EXERCISE – Leave out the pictures and copy each record below exactly.
:: DATA EXTRACT
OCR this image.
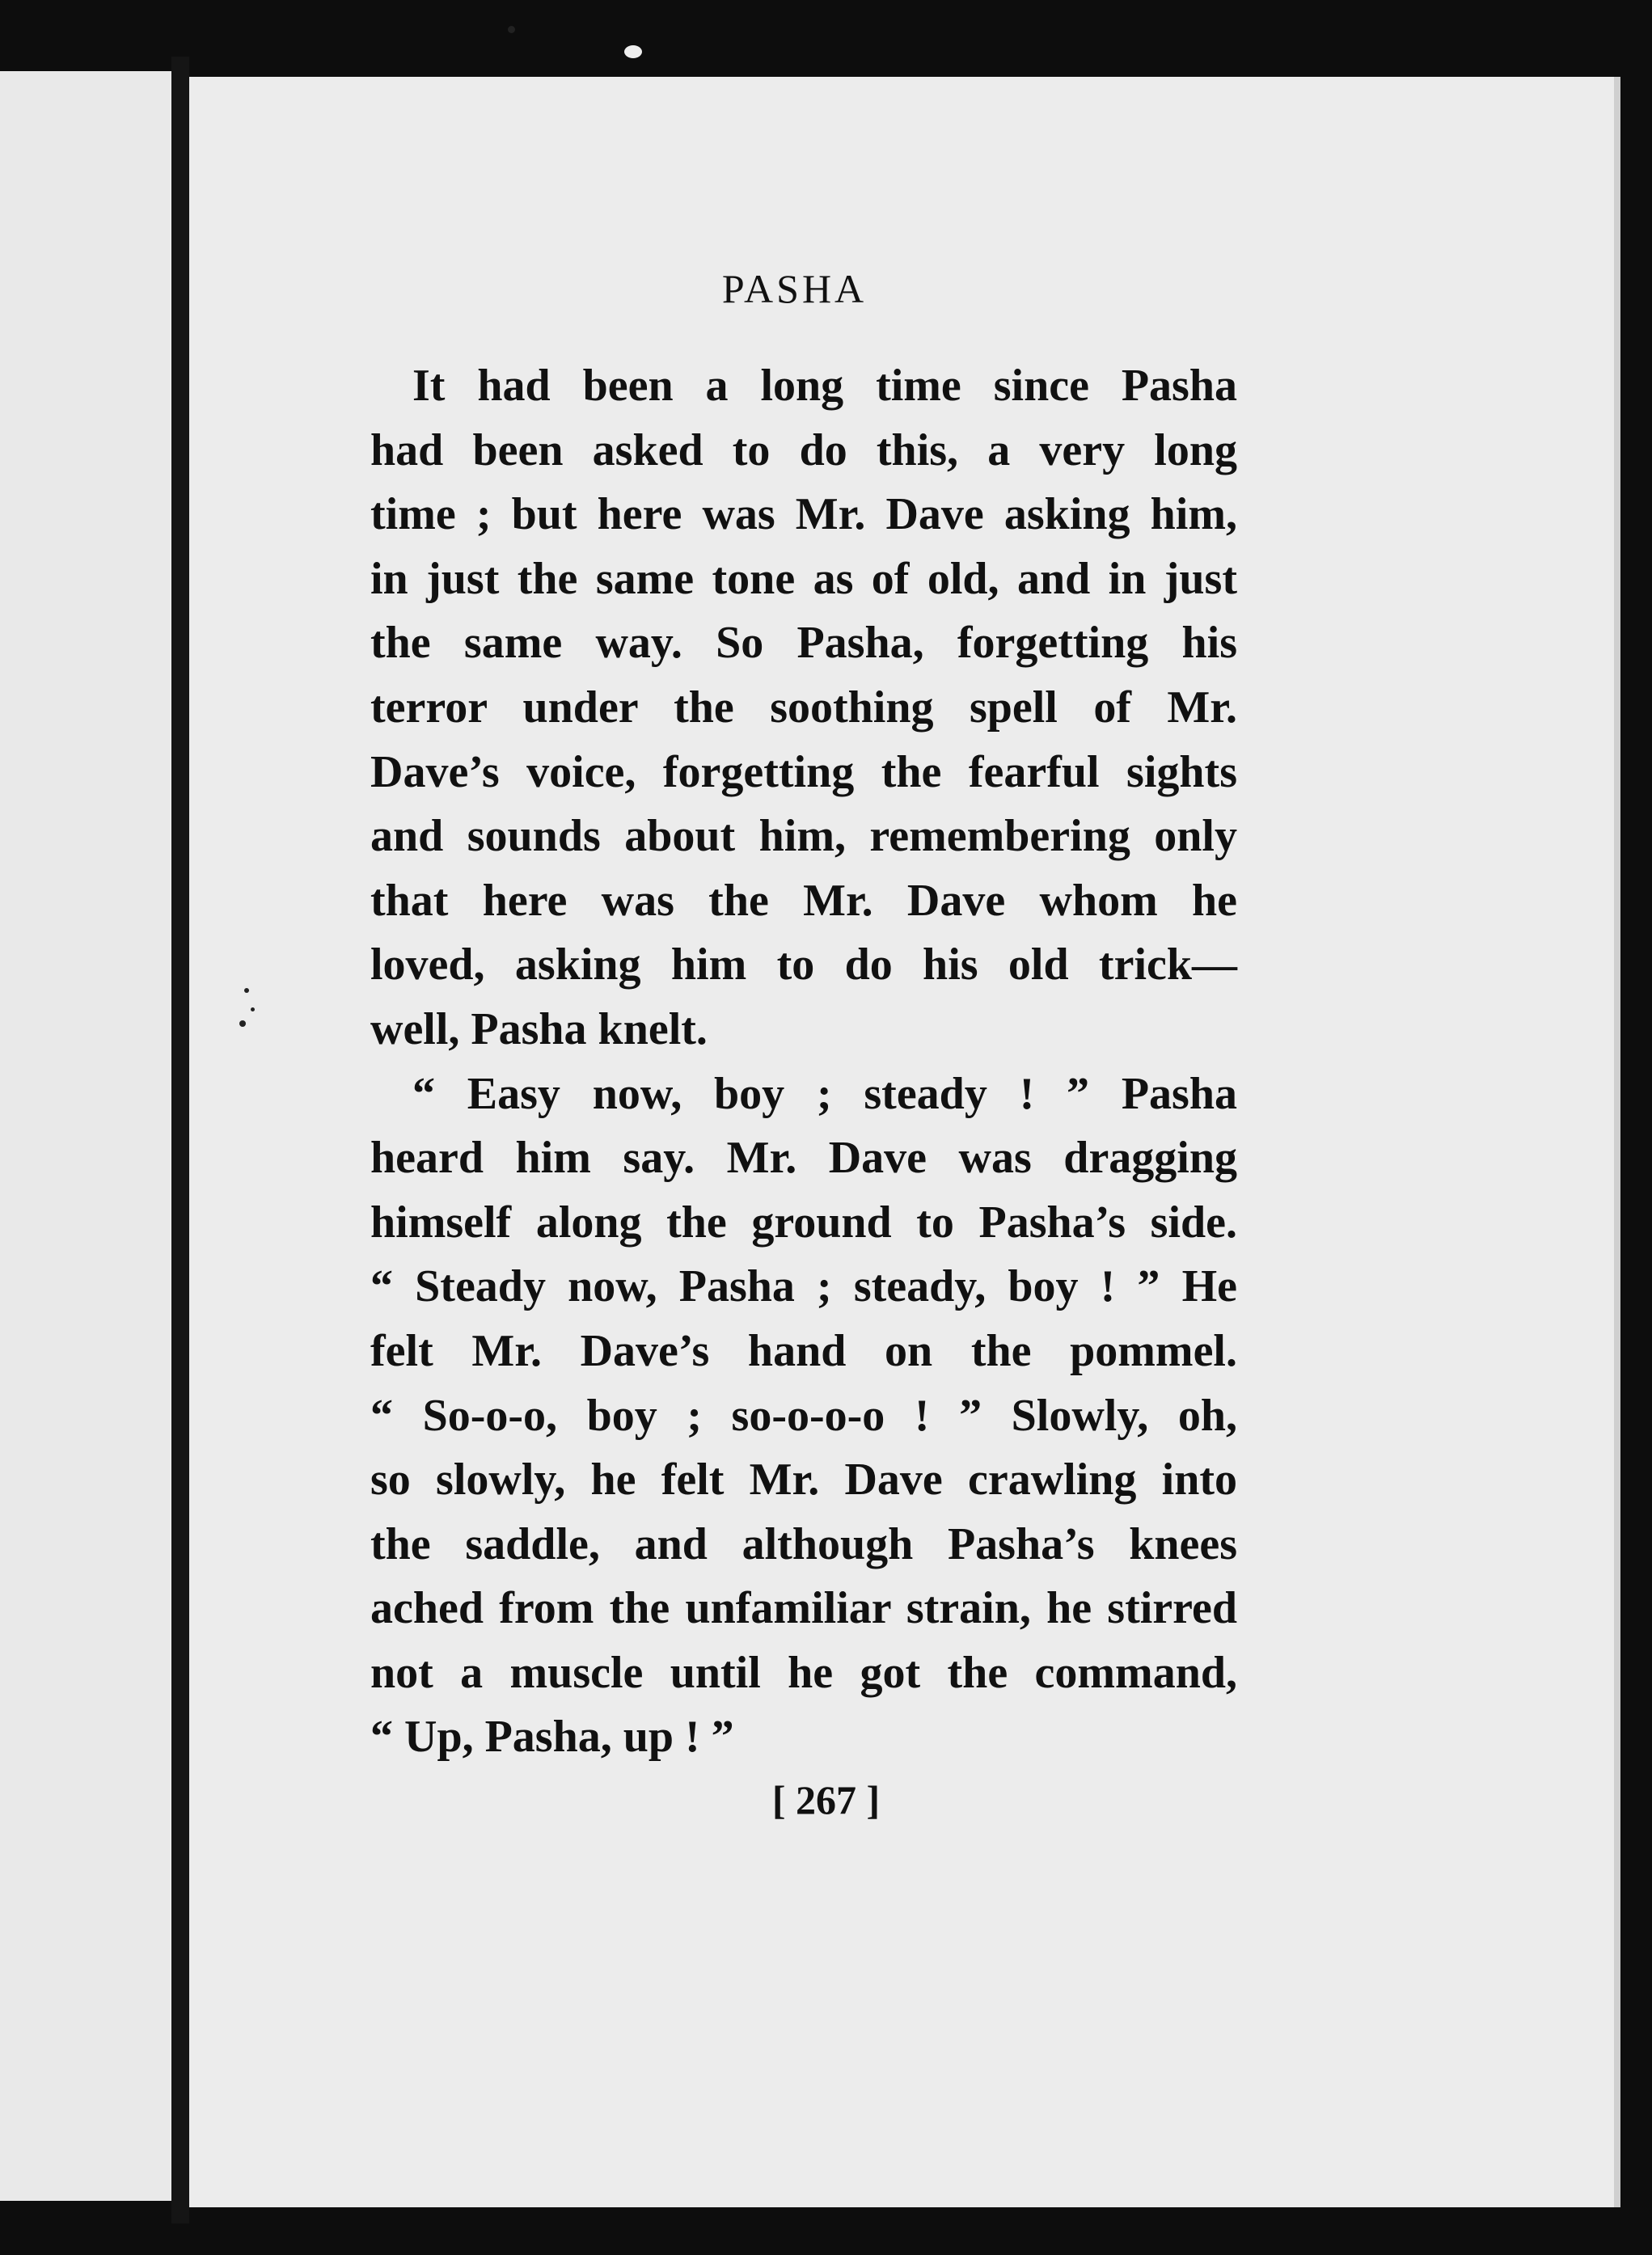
PASHA
It had been a long time since Pasha
had been asked to do this, a very long
time ; but here was Mr. Dave asking him,
in just the same tone as of old, and in just
the same way. So Pasha, forgetting his
terror under the soothing spell of Mr.
Dave’s voice, forgetting the fearful sights
and sounds about him, remembering only
that here was the Mr. Dave whom he
loved, asking him to do his old trick—
well, Pasha knelt.
“ Easy now, boy ; steady ! ” Pasha
heard him say. Mr. Dave was dragging
himself along the ground to Pasha’s side.
“ Steady now, Pasha ; steady, boy ! ” He
felt Mr. Dave’s hand on the pommel.
“ So-o-o, boy ; so-o-o-o ! ” Slowly, oh,
so slowly, he felt Mr. Dave crawling into
the saddle, and although Pasha’s knees
ached from the unfamiliar strain, he stirred
not a muscle until he got the command,
“ Up, Pasha, up ! ”
[ 267 ]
::::
EXERCISE ANSWER –
OCR this image.
PASHA
It had been a long time since Pasha
had been asked to do this, a very long
time ; but here was Mr. Dave asking him,
in just the same tone as of old, and in just
the same way. So Pasha, forgetting his
terror under the soothing spell of Mr.
Dave’s voice, forgetting the fearful sights
and sounds about him, remembering only
that here was the Mr. Dave whom he
loved, asking him to do his old trick—
well, Pasha knelt.
“ Easy now, boy ; steady ! ” Pasha
heard him say. Mr. Dave was dragging
himself along the ground to Pasha’s side.
“ Steady now, Pasha ; steady, boy ! ” He
felt Mr. Dave’s hand on the pommel.
“ So-o-o, boy ; so-o-o-o ! ” Slowly, oh,
so slowly, he felt Mr. Dave crawling into
the saddle, and although Pasha’s knees
ached from the unfamiliar strain, he stirred
not a muscle until he got the command,
“ Up, Pasha, up ! ”
[ 267 ]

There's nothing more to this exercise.